[ENTRIES SUPPLIED start]
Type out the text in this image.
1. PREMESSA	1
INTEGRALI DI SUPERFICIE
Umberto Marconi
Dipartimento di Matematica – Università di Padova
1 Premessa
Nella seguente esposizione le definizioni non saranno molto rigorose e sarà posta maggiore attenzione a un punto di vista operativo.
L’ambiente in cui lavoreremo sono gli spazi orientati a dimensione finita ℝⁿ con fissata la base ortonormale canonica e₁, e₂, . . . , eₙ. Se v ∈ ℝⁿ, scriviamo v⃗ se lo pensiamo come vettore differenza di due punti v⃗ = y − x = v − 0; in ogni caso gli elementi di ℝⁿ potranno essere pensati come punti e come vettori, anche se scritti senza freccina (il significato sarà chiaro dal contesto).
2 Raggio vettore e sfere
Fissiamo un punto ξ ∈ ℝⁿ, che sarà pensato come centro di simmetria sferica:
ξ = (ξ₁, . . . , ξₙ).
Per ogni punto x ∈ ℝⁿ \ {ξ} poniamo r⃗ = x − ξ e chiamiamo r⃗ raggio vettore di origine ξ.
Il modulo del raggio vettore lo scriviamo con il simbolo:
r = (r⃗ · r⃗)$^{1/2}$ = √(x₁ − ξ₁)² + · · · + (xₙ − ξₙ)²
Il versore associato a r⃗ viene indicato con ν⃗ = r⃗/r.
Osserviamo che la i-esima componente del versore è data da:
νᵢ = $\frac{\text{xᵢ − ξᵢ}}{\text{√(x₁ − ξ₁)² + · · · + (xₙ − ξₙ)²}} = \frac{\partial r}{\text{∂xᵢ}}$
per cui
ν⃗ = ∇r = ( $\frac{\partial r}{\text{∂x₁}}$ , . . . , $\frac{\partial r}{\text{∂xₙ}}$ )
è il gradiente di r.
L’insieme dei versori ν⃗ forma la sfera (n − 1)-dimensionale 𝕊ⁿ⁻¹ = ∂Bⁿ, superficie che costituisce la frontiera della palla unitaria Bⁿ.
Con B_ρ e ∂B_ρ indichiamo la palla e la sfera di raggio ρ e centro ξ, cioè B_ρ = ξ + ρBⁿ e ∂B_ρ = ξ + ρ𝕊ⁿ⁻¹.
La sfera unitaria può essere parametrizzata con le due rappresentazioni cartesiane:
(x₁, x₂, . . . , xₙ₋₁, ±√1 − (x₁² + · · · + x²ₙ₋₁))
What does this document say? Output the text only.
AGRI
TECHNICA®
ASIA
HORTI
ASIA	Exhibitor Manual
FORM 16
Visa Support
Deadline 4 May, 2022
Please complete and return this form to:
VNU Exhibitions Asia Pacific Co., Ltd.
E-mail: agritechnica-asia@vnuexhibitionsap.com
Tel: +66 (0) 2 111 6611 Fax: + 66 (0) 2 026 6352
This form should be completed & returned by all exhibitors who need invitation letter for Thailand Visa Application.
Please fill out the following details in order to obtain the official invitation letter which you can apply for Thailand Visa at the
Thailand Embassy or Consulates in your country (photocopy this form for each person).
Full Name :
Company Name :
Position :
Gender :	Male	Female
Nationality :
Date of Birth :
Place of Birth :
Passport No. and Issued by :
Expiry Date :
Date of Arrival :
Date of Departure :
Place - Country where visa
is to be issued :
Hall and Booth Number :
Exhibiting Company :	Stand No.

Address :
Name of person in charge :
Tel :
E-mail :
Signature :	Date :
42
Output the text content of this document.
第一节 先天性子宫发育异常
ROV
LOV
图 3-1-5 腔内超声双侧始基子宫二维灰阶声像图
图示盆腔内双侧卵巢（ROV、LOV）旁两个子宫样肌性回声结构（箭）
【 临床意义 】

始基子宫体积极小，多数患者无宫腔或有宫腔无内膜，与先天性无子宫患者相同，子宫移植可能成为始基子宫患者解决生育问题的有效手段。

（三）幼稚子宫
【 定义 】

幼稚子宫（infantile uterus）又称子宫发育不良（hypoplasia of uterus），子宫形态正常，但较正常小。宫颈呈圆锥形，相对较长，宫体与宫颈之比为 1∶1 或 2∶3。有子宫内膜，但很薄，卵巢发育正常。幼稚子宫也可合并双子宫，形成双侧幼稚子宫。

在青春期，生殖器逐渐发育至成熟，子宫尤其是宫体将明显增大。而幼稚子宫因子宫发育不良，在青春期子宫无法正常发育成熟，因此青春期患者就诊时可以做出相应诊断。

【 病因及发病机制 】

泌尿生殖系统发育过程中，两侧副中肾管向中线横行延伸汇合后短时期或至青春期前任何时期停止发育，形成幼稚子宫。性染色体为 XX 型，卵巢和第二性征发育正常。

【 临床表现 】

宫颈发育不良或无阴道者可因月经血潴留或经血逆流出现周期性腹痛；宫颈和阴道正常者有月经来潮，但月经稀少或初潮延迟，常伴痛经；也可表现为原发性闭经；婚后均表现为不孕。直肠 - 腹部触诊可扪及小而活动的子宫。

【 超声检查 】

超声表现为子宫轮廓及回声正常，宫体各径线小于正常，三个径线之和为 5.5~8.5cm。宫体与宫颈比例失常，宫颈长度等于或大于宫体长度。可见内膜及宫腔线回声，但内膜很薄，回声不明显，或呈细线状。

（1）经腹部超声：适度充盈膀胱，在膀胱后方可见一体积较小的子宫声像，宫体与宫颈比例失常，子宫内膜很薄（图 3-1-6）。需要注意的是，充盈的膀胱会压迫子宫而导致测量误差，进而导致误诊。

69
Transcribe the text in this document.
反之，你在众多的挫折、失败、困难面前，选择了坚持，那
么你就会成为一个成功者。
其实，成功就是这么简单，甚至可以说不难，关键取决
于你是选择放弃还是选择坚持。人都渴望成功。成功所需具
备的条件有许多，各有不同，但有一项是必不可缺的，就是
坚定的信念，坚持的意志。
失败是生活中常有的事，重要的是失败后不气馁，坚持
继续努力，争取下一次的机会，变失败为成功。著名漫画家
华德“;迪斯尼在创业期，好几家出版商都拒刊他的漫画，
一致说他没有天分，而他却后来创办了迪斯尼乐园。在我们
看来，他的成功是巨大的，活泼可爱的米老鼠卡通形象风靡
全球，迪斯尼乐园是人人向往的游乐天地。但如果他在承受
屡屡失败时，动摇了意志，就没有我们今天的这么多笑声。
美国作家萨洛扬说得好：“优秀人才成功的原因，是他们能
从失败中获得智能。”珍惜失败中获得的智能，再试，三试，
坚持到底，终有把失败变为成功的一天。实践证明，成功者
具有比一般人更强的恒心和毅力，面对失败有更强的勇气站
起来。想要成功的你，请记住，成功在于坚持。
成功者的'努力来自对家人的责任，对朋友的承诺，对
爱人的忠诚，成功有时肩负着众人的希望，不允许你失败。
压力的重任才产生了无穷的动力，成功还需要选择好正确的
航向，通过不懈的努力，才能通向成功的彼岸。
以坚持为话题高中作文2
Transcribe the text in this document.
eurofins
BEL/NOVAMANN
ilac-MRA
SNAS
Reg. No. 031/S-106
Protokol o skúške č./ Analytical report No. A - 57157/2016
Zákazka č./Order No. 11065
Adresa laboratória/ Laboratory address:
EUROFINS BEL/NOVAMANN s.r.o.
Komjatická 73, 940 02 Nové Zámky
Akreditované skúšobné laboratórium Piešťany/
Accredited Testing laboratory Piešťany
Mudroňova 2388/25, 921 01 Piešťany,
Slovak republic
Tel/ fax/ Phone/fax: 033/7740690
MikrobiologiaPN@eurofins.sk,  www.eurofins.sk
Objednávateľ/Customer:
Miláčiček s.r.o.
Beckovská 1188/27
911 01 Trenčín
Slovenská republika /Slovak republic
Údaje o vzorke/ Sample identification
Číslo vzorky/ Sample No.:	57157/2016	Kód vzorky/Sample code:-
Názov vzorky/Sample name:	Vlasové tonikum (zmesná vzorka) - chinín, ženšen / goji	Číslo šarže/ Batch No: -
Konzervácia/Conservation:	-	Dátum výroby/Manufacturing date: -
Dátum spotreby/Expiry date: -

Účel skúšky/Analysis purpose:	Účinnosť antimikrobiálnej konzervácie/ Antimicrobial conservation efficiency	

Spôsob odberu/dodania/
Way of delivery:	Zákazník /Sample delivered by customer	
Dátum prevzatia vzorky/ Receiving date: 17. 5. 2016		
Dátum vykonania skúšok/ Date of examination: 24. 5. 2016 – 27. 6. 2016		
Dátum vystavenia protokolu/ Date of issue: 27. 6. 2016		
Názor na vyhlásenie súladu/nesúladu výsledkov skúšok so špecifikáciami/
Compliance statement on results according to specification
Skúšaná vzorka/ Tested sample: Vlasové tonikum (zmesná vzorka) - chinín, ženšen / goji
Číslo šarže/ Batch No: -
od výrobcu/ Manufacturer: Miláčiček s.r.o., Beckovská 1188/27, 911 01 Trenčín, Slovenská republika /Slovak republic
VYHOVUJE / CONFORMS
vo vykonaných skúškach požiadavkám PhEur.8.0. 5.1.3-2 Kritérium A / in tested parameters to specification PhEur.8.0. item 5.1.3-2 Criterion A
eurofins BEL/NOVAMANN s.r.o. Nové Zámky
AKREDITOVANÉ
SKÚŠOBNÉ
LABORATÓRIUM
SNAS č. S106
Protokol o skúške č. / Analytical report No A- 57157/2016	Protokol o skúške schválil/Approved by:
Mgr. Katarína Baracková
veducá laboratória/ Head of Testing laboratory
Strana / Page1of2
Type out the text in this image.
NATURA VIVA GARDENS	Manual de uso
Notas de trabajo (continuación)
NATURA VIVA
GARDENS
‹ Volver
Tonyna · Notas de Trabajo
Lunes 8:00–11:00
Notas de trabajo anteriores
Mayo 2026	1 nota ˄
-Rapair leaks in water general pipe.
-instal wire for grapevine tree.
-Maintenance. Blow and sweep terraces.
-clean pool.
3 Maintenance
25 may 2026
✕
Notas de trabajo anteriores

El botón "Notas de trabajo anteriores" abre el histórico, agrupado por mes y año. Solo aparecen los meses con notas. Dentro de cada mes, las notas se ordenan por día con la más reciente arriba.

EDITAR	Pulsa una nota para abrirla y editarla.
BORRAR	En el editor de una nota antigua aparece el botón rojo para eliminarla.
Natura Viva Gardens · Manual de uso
[ENTRIES SUPPLIED end]
TASK DETAILS -> Which lines include the word "Please"? Copy every one of them.

SOLUTION TO THE EXERCISE ->
Please complete and return this form to:
Please fill out the following details in order to obtain the official invitation letter which you can apply for Thailand Visa at the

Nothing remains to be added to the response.